— START Excerpted records —

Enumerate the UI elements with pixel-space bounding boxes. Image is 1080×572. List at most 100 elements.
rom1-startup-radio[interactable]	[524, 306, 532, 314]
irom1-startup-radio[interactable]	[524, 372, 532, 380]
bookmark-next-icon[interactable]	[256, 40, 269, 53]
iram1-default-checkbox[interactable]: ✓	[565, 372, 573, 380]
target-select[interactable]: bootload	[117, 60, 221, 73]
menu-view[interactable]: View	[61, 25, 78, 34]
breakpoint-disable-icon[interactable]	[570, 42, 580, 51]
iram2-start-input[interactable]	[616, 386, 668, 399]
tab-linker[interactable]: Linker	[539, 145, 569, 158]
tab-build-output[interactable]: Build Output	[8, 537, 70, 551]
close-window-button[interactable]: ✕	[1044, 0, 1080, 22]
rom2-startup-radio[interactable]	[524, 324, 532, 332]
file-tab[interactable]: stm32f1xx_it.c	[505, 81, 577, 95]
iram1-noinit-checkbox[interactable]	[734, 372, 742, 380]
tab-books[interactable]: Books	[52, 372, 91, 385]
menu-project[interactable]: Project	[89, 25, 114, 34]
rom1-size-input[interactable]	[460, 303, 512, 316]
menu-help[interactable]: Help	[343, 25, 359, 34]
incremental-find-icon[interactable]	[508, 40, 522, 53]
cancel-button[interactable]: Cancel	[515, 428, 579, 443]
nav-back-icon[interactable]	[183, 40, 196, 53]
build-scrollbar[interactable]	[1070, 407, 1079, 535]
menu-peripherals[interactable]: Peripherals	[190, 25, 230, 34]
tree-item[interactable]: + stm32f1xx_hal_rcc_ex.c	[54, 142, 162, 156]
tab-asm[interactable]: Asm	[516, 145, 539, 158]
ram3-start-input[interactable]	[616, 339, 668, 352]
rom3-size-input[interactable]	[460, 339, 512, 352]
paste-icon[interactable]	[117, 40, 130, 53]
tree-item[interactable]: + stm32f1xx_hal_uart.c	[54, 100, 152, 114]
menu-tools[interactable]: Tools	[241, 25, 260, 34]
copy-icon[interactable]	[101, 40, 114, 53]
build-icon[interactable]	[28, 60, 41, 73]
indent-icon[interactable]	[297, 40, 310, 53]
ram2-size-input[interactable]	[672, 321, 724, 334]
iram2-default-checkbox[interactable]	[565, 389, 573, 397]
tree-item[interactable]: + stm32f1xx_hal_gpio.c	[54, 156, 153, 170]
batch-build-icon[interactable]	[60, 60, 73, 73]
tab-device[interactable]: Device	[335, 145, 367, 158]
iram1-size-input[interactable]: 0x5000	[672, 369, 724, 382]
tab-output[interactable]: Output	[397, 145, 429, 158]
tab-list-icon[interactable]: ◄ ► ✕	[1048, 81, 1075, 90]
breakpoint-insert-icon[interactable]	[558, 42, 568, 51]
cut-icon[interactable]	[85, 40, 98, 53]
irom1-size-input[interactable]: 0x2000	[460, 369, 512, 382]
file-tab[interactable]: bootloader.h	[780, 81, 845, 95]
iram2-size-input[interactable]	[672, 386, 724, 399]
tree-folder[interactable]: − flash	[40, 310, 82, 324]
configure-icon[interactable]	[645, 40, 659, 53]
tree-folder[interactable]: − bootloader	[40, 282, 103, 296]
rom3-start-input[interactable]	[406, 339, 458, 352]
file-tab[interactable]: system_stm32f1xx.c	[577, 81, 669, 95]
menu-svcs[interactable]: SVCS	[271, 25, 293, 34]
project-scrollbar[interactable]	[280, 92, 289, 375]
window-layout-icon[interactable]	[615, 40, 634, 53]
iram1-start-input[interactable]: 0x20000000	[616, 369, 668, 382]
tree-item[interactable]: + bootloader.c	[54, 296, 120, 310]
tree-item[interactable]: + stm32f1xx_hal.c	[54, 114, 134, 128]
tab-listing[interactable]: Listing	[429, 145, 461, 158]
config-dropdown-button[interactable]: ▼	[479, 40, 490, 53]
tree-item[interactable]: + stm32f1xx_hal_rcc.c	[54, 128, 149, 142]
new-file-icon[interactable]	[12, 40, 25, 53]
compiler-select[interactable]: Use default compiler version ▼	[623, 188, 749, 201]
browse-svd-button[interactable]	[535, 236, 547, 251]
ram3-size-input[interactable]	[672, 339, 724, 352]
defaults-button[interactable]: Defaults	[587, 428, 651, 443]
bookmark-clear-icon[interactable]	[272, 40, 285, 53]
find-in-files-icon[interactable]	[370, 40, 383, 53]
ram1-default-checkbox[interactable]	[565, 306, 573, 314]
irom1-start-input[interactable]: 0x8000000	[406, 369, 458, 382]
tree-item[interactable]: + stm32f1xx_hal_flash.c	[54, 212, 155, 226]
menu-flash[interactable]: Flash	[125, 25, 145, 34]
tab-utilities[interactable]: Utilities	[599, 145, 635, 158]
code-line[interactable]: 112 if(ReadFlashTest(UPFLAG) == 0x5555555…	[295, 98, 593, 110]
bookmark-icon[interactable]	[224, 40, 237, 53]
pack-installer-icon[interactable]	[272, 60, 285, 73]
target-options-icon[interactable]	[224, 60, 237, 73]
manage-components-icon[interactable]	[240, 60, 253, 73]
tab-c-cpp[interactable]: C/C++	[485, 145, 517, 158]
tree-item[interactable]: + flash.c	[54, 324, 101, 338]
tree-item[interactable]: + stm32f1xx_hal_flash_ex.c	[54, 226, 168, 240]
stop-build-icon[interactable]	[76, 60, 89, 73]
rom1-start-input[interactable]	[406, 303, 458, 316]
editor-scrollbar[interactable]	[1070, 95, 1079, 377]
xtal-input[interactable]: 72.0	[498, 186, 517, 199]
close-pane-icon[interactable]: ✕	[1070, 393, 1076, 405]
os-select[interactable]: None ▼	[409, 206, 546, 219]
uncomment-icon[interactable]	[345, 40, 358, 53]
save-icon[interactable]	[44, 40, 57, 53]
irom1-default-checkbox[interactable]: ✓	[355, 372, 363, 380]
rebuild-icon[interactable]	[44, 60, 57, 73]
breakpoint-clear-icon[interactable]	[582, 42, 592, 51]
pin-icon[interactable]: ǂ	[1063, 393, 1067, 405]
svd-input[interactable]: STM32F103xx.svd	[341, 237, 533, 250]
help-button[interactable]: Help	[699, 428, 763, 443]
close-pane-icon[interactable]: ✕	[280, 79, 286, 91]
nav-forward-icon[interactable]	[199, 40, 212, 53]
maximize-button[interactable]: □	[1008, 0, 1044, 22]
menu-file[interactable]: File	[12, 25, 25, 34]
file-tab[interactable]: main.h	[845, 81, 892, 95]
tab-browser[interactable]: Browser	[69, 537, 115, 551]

— END Excerpted records —

The exercise:
Report each line of the material above that contains the string "bootloader". Case counts.

Complete output:
file-tab[interactable]: bootloader.h	[780, 81, 845, 95]
tree-folder[interactable]: − bootloader	[40, 282, 103, 296]
tree-item[interactable]: + bootloader.c	[54, 296, 120, 310]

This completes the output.